→ WRITTEN PROBLEM:
Report how many lines below contain the word "Output". Give only the number.

→ Stored records:
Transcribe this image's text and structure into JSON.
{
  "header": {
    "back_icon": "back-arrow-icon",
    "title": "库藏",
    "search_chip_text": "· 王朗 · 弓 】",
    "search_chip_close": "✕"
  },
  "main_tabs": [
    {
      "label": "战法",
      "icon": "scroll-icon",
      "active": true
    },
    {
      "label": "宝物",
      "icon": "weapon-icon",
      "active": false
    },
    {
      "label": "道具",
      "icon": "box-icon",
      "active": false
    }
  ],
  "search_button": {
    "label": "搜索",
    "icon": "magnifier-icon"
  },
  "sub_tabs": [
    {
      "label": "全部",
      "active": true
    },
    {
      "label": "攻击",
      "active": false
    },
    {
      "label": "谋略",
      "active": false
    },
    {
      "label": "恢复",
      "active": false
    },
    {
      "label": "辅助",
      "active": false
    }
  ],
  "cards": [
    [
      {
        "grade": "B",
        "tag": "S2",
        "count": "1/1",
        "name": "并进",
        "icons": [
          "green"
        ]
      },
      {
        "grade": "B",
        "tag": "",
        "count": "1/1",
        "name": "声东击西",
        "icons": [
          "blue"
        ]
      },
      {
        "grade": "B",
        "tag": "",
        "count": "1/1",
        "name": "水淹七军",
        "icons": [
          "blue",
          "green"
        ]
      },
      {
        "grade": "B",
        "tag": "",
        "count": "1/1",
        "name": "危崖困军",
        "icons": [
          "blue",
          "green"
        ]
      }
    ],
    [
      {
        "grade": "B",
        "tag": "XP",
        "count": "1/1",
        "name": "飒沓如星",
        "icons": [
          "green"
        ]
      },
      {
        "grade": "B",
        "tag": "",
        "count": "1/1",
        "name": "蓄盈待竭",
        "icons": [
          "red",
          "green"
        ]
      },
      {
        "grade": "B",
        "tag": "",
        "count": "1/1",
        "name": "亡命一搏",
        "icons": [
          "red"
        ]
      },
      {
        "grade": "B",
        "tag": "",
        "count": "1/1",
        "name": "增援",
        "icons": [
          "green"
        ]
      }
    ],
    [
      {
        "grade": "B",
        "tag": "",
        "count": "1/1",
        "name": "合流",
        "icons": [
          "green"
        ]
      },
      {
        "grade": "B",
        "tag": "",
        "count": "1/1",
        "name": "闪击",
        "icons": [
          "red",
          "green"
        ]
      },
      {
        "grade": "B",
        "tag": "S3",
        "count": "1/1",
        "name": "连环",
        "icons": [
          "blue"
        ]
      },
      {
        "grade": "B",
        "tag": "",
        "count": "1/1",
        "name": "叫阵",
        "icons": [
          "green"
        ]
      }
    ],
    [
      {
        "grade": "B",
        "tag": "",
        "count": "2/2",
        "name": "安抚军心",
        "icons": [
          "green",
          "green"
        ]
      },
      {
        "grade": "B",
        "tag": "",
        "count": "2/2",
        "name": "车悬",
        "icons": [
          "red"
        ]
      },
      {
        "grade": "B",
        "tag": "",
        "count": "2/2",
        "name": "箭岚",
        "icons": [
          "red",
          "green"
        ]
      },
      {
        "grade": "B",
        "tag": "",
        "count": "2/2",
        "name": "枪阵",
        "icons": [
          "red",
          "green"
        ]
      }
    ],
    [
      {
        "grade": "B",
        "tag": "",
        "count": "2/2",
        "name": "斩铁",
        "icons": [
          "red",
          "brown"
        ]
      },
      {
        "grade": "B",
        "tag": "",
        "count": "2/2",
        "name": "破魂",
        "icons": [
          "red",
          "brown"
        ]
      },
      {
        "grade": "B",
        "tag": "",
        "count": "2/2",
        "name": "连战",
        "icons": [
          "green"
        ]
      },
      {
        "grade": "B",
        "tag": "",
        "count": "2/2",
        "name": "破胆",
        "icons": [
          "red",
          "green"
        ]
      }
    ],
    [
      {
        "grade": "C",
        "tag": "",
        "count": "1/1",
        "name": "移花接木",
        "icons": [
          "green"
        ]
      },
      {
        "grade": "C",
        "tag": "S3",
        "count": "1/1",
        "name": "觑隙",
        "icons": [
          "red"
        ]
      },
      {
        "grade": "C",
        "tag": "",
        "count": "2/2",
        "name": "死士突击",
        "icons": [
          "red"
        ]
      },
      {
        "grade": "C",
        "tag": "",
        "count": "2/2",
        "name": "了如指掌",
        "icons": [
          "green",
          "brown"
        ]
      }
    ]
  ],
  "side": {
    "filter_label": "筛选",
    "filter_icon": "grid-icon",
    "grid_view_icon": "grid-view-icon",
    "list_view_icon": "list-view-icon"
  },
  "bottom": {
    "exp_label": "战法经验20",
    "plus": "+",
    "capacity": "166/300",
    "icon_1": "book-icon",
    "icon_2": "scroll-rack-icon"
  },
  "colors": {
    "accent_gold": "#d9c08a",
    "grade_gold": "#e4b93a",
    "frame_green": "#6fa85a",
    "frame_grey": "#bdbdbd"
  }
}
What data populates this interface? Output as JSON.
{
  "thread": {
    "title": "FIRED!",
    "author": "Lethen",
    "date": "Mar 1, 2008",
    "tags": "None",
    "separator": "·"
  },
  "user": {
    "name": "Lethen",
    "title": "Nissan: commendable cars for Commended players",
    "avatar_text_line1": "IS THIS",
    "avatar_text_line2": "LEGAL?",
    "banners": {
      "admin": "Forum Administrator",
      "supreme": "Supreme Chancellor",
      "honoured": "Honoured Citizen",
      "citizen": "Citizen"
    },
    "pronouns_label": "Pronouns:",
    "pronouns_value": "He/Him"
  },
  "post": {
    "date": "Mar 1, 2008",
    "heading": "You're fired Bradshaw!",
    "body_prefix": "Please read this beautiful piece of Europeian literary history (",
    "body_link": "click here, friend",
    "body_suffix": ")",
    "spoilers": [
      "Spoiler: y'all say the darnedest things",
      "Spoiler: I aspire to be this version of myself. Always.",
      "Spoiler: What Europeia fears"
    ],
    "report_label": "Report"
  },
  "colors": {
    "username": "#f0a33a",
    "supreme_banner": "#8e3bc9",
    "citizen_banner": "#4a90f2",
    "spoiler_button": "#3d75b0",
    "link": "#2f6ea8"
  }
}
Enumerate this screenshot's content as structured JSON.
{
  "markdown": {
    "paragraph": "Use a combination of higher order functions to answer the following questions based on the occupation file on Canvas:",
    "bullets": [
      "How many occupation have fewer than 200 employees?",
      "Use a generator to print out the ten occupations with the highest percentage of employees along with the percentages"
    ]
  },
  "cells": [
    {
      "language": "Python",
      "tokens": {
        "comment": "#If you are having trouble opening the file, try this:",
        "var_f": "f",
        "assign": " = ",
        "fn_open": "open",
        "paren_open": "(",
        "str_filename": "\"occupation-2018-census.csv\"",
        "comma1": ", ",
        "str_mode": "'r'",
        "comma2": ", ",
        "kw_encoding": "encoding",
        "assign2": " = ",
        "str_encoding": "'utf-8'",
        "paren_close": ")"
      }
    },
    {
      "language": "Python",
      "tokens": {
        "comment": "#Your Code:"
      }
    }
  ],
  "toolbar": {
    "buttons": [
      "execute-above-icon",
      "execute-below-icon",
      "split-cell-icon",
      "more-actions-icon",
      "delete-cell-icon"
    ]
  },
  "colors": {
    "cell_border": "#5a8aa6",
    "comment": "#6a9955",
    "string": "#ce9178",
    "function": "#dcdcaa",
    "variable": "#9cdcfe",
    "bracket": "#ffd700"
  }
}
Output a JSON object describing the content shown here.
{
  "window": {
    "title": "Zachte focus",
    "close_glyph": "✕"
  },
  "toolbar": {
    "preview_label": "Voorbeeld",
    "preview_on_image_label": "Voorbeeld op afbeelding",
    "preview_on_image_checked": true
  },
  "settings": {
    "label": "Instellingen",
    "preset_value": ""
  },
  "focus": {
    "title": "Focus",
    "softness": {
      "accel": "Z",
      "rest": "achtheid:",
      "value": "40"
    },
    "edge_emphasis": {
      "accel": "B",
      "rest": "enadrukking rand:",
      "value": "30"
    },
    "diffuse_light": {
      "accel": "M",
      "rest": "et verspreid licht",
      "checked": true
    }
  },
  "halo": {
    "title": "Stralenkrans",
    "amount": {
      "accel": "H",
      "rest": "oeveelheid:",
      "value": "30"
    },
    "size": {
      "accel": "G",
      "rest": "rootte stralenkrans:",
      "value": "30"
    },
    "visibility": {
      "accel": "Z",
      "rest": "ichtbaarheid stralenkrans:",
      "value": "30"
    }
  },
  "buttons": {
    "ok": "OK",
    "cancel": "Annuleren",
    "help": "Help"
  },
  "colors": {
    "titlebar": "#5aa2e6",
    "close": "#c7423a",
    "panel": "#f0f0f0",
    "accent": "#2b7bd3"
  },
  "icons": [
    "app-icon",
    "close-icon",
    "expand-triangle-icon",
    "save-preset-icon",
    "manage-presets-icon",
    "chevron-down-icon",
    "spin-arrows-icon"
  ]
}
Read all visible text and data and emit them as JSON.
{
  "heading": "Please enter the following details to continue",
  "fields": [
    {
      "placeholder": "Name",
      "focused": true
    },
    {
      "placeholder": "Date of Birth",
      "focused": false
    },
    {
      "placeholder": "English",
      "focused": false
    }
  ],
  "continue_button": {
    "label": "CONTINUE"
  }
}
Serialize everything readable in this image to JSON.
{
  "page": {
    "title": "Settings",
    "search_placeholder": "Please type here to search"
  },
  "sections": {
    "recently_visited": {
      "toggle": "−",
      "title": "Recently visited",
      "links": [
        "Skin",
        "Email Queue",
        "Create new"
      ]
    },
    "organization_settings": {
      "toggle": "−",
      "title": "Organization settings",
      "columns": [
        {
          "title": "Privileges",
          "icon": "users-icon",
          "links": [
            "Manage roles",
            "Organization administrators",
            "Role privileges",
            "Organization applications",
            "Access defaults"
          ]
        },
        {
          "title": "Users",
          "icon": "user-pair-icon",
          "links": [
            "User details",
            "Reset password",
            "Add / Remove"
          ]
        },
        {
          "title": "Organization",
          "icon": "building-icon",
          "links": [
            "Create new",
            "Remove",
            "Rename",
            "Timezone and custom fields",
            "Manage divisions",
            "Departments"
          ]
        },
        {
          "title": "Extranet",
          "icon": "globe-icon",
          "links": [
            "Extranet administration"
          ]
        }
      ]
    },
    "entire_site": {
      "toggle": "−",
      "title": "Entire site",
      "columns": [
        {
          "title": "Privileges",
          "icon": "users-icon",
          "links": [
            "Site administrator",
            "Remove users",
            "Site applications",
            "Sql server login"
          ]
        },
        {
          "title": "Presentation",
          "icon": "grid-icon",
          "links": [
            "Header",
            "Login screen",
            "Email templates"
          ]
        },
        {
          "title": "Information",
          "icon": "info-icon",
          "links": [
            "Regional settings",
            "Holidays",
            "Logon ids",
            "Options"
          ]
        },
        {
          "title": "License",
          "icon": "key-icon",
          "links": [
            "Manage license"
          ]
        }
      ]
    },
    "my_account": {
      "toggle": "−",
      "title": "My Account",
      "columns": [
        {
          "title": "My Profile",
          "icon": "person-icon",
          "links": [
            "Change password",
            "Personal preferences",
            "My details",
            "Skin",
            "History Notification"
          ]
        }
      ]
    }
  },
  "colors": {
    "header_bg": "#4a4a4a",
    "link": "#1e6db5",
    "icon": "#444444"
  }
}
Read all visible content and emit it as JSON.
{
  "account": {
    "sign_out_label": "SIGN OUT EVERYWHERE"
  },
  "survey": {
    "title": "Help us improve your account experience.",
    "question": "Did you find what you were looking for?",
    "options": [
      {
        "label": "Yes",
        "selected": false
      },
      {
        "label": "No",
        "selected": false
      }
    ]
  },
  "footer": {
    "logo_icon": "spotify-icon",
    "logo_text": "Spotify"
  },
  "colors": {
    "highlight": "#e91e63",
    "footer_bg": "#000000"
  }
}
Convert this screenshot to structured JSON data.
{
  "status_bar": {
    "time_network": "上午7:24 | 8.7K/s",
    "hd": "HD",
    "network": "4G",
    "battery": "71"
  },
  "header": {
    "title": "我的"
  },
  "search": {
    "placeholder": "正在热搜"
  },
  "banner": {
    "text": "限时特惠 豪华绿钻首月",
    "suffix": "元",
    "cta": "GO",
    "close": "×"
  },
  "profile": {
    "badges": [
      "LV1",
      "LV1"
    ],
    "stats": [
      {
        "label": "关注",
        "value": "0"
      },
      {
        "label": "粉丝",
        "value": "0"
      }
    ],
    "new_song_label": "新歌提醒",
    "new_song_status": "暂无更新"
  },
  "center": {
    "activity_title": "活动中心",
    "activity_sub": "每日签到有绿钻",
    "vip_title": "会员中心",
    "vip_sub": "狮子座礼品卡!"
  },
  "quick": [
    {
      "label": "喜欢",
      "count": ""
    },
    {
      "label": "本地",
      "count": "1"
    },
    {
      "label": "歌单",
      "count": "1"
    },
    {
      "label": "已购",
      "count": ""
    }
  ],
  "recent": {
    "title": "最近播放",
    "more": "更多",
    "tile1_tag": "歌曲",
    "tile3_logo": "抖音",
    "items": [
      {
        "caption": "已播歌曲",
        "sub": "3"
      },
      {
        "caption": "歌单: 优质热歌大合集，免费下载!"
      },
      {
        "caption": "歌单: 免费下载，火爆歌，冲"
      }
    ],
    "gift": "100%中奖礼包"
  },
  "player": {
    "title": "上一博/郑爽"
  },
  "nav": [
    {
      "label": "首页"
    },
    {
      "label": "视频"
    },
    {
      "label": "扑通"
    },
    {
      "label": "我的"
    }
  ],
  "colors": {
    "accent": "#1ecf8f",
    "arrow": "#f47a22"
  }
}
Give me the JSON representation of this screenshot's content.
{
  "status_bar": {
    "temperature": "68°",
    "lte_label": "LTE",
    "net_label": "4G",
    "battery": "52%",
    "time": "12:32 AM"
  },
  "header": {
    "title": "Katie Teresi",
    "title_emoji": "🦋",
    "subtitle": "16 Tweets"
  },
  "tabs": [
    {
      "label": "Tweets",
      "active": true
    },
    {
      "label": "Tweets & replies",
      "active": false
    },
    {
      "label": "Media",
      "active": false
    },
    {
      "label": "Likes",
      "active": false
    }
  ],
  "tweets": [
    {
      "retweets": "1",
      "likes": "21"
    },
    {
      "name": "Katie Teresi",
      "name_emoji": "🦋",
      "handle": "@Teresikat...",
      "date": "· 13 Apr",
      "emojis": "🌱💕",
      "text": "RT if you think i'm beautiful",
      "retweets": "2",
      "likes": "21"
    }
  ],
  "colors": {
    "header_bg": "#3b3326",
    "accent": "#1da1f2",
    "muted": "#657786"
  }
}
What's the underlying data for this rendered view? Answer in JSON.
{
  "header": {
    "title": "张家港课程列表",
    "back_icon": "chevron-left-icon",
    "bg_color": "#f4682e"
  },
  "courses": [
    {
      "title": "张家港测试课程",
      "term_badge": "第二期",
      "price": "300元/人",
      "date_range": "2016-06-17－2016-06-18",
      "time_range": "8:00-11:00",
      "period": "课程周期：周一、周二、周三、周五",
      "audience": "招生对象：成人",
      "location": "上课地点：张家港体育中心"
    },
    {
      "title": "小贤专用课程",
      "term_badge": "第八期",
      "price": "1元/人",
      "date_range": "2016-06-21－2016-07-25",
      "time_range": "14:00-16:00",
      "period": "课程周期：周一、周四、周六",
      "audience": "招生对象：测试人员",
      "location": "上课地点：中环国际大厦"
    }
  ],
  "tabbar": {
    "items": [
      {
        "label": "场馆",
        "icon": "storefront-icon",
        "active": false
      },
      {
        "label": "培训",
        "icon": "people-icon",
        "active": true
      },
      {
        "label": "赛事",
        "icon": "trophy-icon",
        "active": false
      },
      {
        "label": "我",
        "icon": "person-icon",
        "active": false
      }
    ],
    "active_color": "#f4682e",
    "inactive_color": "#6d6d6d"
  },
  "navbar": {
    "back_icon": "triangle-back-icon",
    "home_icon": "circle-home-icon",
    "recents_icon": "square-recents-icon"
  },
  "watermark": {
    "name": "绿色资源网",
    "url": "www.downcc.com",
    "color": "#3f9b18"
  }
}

→ EXERCISE ANSWER:
2